◆ What is required ◆
From the records below, keep only the lines that contain the string "back", and copy each of those lines in full.

Saved entries:
____________

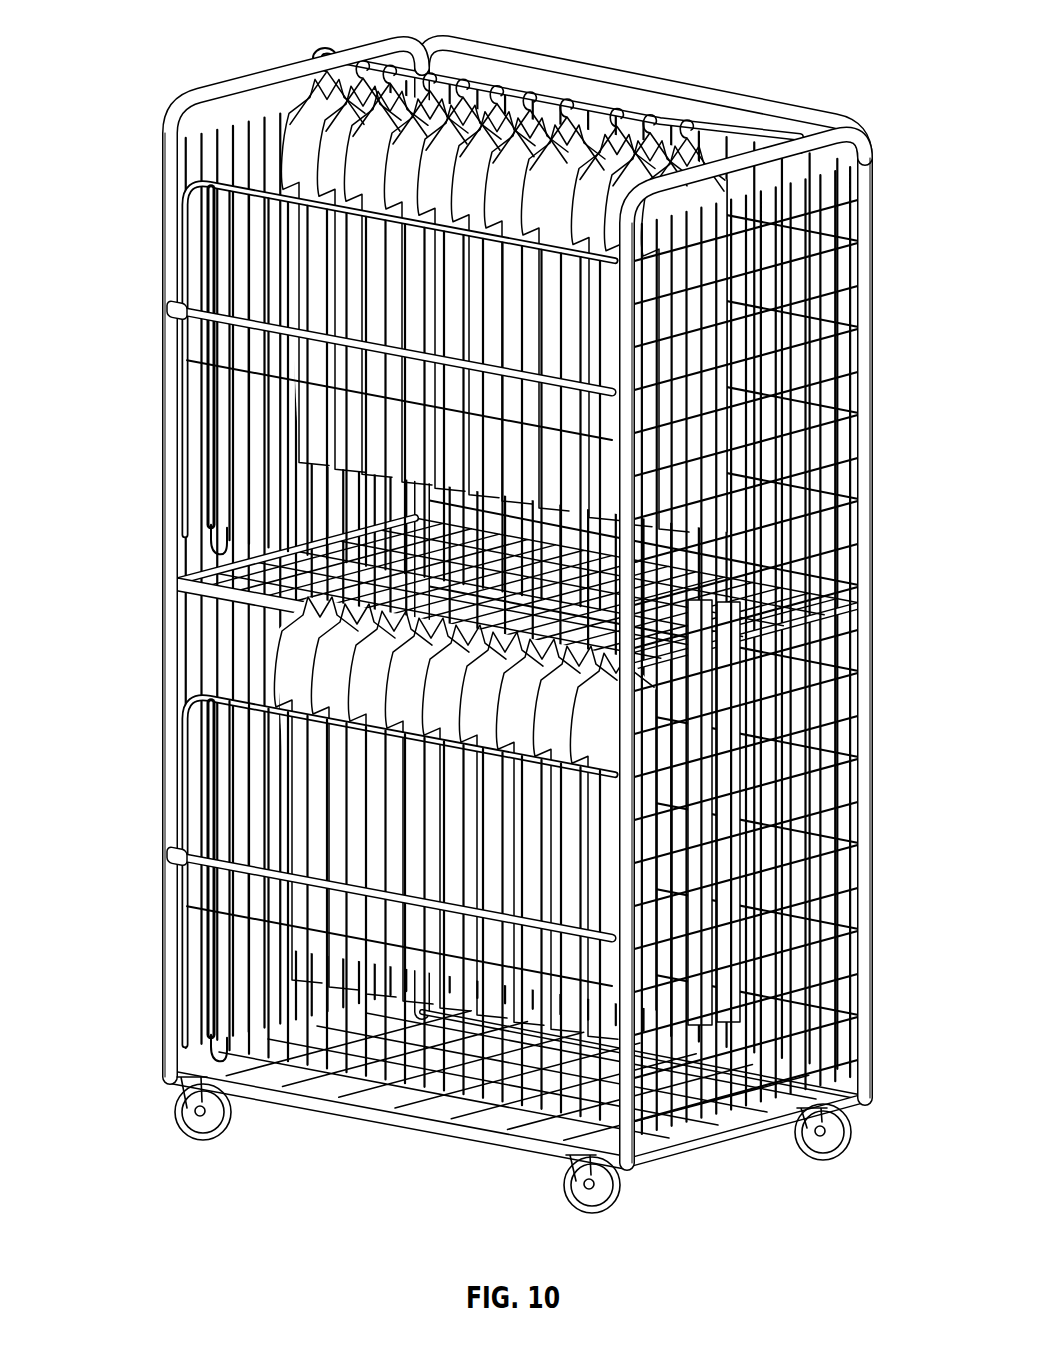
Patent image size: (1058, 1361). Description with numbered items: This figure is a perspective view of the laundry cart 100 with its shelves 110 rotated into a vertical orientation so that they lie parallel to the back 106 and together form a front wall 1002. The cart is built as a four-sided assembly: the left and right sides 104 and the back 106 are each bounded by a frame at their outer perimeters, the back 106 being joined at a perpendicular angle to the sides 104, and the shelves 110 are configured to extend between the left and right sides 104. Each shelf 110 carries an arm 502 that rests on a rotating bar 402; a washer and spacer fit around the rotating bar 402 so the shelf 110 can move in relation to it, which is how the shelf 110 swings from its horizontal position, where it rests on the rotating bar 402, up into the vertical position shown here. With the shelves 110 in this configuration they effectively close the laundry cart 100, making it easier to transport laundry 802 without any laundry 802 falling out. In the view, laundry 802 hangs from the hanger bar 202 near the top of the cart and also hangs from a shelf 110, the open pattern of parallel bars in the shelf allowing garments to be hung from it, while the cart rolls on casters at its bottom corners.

The laundry cart 100 is at (505, 609).
The left and right sides 104 is at (190, 94).
The back 106 is at (866, 320).
The shelf 110 is at (783, 582).
The hanger bar 202 is at (535, 87).
The rotating bar 402 is at (389, 623).
The arm 502 is at (332, 655).
The laundry 802 is at (615, 268).
The front wall 1002 is at (399, 652).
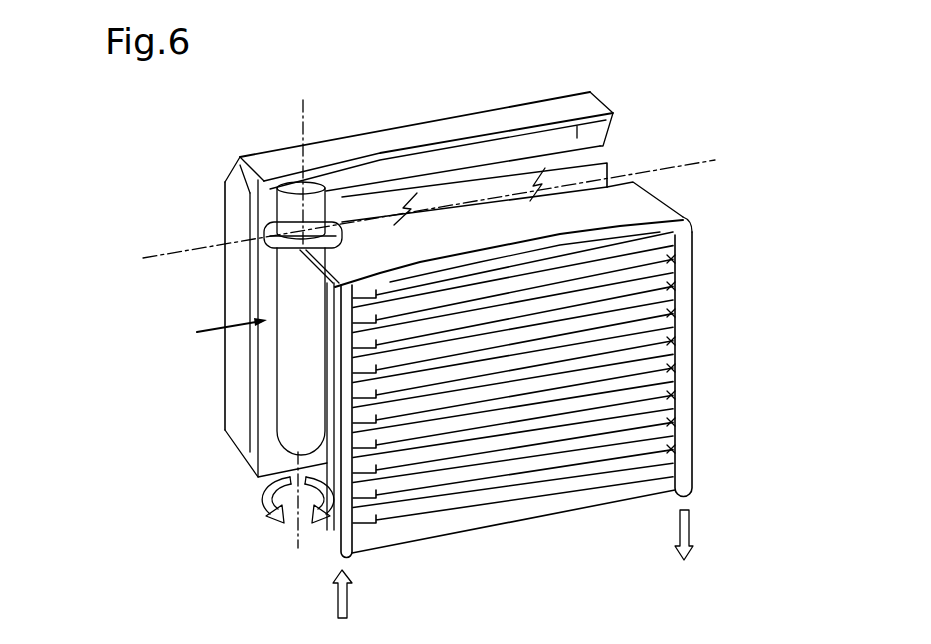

____________

◆ Task result ◆
Patent image size: (1058, 1361). Description with numbered items: This figure is a perspective view of the laundry cart 100 with its shelves 110 rotated into a vertical orientation so that they lie parallel to the back 106 and together form a front wall 1002. The cart is built as a four-sided assembly: the left and right sides 104 and the back 106 are each bounded by a frame at their outer perimeters, the back 106 being joined at a perpendicular angle to the sides 104, and the shelves 110 are configured to extend between the left and right sides 104. Each shelf 110 carries an arm 502 that rests on a rotating bar 402; a washer and spacer fit around the rotating bar 402 so the shelf 110 can move in relation to it, which is how the shelf 110 swings from its horizontal position, where it rests on the rotating bar 402, up into the vertical position shown here. With the shelves 110 in this configuration they effectively close the laundry cart 100, making it easier to transport laundry 802 without any laundry 802 falling out. In the view, laundry 802 hangs from the hanger bar 202 near the top of the cart and also hangs from a shelf 110, the open pattern of parallel bars in the shelf allowing garments to be hung from it, while the cart rolls on casters at its bottom corners.
The back 106 is at (866, 320).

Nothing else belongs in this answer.